Copy out each line below exactly as it appears.
BEGIN
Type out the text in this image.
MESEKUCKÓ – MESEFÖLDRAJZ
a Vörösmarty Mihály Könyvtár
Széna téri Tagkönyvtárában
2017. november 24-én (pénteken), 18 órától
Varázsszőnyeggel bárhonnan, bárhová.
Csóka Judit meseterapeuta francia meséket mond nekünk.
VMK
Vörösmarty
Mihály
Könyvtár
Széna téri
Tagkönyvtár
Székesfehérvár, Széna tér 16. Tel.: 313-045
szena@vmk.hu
END
Correct response:
Type out the text in this image.
MESEKUCKÓ – MESEFÖLDRAJZ
a Vörösmarty Mihály Könyvtár
Széna téri Tagkönyvtárában
2017. november 24-én (pénteken), 18 órától
Varázsszőnyeggel bárhonnan, bárhová.
Csóka Judit meseterapeuta francia meséket mond nekünk.
VMK
Vörösmarty
Mihály
Könyvtár
Széna téri
Tagkönyvtár
Székesfehérvár, Széna tér 16. Tel.: 313-045
szena@vmk.hu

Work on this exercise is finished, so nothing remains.